• **Текст**:
========
Сергей Довлатов. Остановка на местности. Опыт концептуальной биографии - Максим Александрович Гуреев
Шрифт:
Интервал:
Закладка:
Сергей Довлатов писал о нем:
«Губин был человеком другого склада. Выдумщик, плут, сочинитель, он начинал легко и удачливо. Но его довольно быстро раскусили. Последовал длительный тяжелый неуспех. И Губин, мне кажется, сдался. Оставил литературные попытки. Сейчас он чиновник «Ленгаза», неизменно приветливый, добрый, веселый. За всем этим чувствуется драма. Сам он говорит, что писать не бросил. Мне хочется этому верить. И все-таки я думаю, что Губин переступил рубеж благотворного уединения. Пусть это звучит банально – литературная среда необходима…
Губин рассказывает о себе:
– Да, я не появляюсь в издательствах. Это бесполезно. Но я пишу. Пишу ночами. И достигаю таких вершин, о которых не мечтал!..
Повторяю, я хотел бы этому верить. Но в сумеречные озарения поверить трудно».
Владимир Эрль – культовый персонаж питерского самиздата. Поэт, редактор, выпустил более сотни самиздатовских книг. В советских издательствах и журналах не публиковался.
========
• **Записанные данные**:
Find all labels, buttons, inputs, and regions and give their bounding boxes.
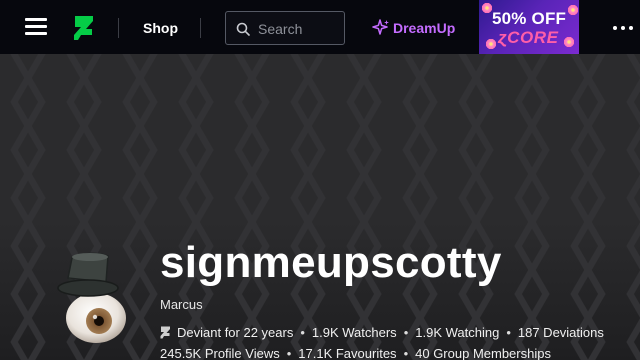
========
• **Задание**:
Сколько самиздатовских книг выпустил Владимир Эрль, если верить тексту? Строки — это отдельный материал, не связанный с текстом.

• **Ответ**:
Более сотни.